:: DATASET EXCERPTS ::

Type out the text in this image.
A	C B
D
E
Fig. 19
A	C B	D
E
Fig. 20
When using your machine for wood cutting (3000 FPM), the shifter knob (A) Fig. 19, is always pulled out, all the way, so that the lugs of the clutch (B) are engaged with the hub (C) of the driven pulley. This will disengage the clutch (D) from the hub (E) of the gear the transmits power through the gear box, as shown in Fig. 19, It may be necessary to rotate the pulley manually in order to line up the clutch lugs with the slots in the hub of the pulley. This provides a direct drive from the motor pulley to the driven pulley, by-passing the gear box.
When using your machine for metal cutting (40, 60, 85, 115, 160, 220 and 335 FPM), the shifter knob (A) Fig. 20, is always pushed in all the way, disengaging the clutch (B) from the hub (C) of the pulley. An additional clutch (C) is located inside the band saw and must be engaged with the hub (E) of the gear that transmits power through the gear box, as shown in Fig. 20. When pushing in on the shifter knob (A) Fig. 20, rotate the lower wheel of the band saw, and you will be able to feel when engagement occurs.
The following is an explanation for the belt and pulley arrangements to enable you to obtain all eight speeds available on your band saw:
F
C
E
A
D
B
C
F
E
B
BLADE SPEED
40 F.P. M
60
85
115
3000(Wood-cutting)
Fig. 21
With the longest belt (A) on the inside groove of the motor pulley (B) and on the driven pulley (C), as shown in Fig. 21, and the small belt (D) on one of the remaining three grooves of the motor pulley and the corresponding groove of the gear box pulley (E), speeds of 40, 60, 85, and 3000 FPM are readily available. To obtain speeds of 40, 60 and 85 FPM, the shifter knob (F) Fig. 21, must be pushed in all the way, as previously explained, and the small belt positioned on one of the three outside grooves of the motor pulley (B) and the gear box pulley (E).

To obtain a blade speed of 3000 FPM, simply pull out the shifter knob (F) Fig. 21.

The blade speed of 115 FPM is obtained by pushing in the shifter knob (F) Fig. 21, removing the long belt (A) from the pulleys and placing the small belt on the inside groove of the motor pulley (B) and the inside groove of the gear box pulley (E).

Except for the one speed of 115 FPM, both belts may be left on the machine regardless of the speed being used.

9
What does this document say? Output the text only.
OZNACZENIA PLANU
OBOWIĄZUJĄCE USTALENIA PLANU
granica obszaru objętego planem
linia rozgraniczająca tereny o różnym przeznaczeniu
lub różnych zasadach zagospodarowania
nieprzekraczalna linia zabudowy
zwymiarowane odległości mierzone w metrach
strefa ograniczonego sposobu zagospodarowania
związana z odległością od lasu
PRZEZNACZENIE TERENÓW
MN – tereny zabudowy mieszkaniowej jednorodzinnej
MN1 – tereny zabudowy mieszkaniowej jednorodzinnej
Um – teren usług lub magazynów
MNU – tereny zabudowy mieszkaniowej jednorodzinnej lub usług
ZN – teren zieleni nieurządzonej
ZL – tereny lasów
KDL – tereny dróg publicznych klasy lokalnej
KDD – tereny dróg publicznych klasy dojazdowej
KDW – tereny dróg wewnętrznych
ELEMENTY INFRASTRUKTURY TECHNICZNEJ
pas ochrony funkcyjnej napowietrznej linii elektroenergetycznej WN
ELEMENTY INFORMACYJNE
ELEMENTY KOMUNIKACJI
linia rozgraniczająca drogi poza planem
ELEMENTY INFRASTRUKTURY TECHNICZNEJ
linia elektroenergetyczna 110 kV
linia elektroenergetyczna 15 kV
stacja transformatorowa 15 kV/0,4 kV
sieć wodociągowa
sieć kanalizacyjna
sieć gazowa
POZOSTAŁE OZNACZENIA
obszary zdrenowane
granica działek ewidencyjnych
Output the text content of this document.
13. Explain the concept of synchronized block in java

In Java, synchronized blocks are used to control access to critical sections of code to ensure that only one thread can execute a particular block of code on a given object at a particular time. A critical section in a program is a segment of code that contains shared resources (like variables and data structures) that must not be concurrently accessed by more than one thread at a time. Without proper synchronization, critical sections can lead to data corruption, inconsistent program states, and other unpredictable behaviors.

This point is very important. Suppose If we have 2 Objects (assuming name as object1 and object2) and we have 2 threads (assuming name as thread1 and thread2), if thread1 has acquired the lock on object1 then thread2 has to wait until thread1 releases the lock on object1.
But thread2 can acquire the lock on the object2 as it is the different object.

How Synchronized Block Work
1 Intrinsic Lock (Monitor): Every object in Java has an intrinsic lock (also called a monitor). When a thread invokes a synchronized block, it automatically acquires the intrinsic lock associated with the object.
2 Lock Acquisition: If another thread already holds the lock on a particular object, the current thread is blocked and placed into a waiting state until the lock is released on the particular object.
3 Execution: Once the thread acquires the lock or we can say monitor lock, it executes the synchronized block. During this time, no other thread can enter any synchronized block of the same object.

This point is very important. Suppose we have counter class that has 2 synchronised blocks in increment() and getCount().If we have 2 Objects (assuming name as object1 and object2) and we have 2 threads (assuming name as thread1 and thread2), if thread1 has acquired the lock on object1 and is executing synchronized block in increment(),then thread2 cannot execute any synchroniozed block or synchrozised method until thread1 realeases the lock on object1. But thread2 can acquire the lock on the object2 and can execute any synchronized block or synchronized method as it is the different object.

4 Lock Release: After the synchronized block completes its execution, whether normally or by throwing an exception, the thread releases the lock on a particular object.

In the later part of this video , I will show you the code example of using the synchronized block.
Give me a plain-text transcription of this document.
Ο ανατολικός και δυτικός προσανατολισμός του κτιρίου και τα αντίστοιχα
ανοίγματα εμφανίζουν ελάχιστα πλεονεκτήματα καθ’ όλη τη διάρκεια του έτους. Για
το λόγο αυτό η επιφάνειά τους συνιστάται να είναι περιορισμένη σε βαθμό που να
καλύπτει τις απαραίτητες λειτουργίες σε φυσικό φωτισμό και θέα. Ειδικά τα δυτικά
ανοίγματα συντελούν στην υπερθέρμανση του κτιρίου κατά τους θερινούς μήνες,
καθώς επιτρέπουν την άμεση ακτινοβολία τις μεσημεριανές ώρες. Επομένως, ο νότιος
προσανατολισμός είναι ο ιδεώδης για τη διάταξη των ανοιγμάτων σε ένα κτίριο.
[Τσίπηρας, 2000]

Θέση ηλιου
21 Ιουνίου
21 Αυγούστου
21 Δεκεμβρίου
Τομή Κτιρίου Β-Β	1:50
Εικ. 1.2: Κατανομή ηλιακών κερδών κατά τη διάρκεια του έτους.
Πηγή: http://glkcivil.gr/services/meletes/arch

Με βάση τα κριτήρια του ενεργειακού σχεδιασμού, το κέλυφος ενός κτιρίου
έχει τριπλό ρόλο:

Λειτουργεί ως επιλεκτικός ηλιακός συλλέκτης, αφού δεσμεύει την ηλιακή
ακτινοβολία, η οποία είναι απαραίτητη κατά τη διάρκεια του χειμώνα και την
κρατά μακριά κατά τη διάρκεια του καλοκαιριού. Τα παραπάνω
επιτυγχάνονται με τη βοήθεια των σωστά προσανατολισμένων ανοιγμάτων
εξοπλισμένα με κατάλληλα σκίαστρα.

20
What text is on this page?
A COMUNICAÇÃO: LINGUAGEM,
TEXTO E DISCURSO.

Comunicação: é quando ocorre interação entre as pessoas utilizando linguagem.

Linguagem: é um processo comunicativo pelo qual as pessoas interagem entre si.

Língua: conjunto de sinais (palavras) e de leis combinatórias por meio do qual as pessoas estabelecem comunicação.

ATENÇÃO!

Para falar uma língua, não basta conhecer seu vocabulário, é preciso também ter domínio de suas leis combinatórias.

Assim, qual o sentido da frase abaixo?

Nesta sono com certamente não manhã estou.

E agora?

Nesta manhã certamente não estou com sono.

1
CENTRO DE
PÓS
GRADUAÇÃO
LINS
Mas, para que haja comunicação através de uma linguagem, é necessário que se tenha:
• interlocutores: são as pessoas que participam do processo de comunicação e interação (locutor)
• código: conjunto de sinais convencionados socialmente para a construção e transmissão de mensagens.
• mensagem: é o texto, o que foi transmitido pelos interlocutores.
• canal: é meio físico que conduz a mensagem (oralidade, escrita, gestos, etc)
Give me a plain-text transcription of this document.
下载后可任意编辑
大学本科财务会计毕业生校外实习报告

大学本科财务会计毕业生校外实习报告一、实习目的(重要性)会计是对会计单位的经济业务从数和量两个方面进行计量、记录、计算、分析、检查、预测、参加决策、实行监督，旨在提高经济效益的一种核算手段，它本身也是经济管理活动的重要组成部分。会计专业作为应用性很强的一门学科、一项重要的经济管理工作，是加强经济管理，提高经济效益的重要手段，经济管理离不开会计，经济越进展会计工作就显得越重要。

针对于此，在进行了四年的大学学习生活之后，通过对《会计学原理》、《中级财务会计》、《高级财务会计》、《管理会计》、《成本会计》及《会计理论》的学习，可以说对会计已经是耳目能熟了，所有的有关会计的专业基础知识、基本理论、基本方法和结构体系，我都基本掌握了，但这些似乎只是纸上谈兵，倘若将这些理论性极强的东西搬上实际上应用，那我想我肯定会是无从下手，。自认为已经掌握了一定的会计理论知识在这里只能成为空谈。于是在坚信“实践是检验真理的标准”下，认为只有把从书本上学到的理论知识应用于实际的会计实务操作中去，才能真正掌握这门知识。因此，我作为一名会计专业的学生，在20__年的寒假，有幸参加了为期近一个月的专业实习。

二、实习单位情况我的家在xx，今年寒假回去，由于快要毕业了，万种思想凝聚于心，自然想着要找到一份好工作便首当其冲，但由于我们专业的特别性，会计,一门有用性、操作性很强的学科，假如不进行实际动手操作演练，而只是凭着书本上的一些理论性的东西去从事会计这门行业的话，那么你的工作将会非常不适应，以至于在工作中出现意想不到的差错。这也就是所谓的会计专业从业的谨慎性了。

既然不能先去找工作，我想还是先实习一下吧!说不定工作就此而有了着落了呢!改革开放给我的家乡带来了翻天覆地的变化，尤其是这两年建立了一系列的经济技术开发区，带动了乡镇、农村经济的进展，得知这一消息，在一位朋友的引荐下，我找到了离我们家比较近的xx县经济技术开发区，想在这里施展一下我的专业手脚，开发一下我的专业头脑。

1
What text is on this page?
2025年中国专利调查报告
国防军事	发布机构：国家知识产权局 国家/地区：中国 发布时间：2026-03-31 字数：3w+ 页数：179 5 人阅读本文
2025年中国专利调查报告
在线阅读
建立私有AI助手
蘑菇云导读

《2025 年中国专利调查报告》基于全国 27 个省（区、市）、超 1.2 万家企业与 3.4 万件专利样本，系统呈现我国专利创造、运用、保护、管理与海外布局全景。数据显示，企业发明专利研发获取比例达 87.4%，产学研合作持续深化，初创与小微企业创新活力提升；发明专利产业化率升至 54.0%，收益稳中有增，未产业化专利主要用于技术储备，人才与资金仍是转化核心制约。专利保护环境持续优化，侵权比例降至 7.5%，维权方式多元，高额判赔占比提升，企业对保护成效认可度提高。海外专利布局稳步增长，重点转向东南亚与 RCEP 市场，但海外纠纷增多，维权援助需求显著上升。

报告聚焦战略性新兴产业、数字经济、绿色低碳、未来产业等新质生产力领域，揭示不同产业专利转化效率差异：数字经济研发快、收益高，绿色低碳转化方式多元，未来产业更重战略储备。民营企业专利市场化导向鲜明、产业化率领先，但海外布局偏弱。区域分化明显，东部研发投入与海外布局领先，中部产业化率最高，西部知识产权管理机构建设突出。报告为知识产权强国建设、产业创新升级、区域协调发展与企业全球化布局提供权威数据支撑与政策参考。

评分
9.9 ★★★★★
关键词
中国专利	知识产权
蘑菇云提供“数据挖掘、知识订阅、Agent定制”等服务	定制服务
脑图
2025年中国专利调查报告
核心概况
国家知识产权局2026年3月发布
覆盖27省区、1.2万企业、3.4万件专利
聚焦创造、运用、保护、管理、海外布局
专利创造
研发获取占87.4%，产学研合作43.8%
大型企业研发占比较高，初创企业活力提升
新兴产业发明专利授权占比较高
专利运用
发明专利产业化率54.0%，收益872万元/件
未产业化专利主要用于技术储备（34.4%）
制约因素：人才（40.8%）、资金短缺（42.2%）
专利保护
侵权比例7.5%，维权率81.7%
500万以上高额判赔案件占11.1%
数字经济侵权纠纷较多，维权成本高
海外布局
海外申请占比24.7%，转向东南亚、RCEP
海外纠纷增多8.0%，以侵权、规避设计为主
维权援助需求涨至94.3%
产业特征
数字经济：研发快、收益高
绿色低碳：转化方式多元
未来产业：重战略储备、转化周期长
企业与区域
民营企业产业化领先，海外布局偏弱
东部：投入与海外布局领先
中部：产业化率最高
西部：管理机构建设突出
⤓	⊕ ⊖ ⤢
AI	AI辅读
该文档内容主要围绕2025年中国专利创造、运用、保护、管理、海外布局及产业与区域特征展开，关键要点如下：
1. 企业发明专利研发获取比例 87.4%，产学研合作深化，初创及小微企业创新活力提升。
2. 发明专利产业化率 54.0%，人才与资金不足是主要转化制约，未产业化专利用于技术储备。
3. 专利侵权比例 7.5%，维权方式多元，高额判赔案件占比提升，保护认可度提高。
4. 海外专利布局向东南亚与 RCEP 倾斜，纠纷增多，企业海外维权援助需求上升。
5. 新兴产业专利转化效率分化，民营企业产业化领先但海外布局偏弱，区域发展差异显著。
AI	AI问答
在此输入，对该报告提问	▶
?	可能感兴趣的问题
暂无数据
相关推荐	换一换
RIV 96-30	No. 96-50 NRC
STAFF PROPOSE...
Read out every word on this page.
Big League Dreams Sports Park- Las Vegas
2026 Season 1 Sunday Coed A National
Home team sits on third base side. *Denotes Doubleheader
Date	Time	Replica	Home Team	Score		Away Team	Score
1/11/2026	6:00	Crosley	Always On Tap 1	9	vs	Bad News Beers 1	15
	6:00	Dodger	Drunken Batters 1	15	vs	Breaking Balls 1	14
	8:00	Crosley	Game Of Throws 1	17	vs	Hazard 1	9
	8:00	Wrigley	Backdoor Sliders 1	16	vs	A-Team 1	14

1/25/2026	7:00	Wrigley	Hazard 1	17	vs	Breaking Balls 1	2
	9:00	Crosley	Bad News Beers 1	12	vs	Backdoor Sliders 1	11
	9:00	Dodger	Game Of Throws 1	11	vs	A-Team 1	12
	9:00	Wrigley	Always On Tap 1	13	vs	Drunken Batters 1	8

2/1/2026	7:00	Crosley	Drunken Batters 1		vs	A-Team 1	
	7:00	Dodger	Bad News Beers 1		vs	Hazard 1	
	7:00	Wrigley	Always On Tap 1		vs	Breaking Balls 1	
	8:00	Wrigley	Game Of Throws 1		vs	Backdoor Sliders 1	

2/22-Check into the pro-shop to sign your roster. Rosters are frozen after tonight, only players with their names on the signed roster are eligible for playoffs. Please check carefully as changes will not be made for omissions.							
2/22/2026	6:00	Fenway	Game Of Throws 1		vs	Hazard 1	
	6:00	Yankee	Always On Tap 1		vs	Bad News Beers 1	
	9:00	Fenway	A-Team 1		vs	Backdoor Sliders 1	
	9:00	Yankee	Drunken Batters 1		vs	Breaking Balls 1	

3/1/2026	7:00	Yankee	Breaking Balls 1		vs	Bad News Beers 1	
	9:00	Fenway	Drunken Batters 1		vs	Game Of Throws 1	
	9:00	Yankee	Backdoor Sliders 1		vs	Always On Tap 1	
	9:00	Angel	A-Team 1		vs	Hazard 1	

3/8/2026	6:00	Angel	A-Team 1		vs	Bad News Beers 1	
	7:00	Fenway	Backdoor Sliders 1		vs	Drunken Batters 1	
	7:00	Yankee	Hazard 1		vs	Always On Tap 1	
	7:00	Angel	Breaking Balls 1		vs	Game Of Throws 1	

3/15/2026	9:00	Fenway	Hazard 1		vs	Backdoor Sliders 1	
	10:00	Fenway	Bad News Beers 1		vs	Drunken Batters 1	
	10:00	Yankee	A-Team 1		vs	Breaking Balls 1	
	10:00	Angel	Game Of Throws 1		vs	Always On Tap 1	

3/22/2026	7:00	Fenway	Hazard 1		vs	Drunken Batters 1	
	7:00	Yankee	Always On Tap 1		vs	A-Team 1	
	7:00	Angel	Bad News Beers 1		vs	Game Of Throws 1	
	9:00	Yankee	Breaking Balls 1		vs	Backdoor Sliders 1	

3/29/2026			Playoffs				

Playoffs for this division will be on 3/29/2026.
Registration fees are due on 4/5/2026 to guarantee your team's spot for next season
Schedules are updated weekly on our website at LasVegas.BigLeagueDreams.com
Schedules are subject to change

:: PROBLEM TO WORK ON ::
Copy out each line of the entries that holds "transmits".

:: EXPECTED ANSWER ::
When using your machine for wood cutting (3000 FPM), the shifter knob (A) Fig. 19, is always pulled out, all the way, so that the lugs of the clutch (B) are engaged with the hub (C) of the driven pulley. This will disengage the clutch (D) from the hub (E) of the gear the transmits power through the gear box, as shown in Fig. 19, It may be necessary to rotate the pulley manually in order to line up the clutch lugs with the slots in the hub of the pulley. This provides a direct drive from the motor pulley to the driven pulley, by-passing the gear box.
When using your machine for metal cutting (40, 60, 85, 115, 160, 220 and 335 FPM), the shifter knob (A) Fig. 20, is always pushed in all the way, disengaging the clutch (B) from the hub (C) of the pulley. An additional clutch (C) is located inside the band saw and must be engaged with the hub (E) of the gear that transmits power through the gear box, as shown in Fig. 20. When pushing in on the shifter knob (A) Fig. 20, rotate the lower wheel of the band saw, and you will be able to feel when engagement occurs.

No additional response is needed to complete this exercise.